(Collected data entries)

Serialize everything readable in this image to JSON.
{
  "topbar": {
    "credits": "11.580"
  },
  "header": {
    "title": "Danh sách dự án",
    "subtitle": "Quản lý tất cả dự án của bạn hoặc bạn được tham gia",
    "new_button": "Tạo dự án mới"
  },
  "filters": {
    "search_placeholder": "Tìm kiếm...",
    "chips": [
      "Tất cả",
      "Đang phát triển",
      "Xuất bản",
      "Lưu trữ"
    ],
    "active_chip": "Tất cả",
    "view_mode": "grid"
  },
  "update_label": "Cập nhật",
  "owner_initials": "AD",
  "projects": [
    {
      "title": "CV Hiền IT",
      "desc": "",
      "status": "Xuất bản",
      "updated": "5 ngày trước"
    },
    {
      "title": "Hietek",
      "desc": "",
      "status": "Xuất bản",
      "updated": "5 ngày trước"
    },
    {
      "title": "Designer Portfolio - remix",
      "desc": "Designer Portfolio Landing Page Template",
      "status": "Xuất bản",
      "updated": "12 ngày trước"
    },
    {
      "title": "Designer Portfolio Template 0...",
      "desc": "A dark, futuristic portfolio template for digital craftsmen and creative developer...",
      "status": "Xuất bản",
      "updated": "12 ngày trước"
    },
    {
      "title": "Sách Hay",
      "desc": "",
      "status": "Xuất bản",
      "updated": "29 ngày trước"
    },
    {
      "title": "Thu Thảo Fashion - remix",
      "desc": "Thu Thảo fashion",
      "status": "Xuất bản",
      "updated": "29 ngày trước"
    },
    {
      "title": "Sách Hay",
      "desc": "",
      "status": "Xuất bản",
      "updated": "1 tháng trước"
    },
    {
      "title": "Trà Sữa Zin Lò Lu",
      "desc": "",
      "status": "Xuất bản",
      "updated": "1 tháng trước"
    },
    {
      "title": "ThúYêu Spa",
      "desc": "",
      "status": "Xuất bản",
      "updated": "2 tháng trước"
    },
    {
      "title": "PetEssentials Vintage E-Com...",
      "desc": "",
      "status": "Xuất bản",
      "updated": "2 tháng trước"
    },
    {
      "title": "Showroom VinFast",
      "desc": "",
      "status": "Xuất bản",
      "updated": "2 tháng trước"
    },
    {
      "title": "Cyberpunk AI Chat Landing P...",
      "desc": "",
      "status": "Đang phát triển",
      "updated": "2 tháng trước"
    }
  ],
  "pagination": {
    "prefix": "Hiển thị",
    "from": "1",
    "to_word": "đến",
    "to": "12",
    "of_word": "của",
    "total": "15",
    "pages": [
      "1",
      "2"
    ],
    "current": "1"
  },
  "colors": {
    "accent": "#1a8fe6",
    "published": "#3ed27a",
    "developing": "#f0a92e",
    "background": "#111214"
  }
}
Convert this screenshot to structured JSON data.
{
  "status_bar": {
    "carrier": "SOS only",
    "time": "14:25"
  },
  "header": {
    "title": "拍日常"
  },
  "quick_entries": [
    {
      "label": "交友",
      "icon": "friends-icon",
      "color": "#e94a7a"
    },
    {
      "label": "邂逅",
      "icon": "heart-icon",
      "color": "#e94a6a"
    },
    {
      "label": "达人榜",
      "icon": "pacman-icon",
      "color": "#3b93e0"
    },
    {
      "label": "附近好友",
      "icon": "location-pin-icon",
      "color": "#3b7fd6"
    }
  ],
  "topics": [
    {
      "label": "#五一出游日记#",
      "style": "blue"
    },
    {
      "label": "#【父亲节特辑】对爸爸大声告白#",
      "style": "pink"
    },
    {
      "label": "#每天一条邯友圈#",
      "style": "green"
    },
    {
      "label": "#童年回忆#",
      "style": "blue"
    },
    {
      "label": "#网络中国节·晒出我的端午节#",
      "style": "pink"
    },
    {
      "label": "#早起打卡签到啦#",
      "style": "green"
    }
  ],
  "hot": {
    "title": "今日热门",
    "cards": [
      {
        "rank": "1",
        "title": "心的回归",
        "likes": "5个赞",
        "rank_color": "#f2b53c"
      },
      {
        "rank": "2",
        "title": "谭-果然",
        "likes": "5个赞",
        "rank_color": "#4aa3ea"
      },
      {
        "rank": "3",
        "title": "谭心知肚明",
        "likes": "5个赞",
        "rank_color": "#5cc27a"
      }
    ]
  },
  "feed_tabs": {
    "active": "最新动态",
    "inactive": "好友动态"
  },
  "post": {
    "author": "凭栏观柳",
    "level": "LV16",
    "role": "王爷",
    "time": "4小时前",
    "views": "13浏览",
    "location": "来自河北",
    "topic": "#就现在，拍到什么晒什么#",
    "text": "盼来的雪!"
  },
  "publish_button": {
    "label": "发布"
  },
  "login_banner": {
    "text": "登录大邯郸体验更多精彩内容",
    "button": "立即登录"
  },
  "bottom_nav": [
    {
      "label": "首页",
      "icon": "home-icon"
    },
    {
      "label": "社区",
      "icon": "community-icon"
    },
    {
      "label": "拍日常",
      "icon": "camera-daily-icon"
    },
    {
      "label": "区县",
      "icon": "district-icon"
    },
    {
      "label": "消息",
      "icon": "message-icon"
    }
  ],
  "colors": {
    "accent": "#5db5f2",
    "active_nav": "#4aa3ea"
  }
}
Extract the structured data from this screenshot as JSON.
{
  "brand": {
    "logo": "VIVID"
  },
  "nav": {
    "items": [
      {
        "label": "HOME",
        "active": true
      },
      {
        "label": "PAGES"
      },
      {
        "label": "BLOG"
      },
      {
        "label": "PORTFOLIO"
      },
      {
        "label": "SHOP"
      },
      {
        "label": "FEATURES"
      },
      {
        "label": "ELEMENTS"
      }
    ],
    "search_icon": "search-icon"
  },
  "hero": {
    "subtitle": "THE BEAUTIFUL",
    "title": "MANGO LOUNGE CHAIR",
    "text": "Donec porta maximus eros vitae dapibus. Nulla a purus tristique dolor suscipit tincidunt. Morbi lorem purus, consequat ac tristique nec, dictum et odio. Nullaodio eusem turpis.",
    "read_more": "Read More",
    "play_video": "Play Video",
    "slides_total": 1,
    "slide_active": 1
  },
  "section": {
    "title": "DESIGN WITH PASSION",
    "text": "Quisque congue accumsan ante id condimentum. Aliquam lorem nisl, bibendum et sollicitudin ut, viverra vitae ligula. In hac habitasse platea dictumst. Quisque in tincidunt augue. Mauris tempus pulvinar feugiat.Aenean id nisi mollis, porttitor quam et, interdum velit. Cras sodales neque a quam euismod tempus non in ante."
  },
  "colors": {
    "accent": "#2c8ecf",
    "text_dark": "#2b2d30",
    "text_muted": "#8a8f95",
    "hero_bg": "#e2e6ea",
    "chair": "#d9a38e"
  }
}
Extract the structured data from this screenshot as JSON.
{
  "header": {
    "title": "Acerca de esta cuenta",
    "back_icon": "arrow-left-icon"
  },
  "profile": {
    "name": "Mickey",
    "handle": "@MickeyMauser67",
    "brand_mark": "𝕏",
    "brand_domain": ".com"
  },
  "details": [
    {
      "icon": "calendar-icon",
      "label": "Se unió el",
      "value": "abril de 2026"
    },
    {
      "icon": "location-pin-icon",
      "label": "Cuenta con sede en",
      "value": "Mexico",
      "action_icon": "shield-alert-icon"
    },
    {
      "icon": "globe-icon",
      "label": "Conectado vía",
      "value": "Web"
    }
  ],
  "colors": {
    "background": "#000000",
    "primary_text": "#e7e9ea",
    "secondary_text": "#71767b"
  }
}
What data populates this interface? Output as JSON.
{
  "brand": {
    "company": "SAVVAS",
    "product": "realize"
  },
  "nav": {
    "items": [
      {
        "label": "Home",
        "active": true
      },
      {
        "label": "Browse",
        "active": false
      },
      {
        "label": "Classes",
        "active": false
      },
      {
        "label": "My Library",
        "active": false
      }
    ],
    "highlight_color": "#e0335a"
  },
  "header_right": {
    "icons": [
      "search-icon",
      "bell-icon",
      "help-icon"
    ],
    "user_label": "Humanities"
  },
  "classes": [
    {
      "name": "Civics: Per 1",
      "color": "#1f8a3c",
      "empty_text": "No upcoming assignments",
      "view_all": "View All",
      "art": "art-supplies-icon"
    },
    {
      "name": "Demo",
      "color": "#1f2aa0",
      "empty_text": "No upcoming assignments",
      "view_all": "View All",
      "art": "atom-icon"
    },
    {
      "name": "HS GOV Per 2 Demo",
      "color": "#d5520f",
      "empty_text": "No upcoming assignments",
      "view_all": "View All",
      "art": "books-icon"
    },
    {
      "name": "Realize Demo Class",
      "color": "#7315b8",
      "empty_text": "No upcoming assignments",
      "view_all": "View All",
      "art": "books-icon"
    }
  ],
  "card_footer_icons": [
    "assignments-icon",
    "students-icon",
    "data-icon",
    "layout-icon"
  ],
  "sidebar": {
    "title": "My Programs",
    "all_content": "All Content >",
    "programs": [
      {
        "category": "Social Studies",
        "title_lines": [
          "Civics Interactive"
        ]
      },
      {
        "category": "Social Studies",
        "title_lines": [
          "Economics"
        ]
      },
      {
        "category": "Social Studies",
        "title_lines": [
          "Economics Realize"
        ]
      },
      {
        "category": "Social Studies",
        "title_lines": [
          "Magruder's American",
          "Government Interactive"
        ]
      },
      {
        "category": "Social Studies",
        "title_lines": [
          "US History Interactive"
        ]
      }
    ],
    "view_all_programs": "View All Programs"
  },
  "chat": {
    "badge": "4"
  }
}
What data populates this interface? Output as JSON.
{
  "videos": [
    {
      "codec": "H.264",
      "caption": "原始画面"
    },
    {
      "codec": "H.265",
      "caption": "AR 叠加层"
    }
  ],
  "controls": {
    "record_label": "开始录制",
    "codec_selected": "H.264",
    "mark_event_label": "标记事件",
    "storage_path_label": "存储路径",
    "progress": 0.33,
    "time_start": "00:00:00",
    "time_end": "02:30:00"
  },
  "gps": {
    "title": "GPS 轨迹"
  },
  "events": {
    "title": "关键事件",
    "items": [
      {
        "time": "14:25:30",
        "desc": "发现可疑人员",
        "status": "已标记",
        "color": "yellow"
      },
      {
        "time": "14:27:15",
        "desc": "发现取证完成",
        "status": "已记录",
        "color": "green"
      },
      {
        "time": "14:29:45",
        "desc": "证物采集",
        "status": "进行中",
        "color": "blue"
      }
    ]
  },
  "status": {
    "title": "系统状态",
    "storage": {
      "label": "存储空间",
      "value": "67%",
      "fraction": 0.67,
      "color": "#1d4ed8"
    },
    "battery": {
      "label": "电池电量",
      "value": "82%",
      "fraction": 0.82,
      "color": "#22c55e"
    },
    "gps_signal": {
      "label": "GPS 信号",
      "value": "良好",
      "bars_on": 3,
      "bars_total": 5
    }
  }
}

#### WHAT YOU HAVE TO DO:
Count each line where the string "tincidunt" occurs, and write only the number.

#### SOLUTION FOR THIS EXERCISE:
2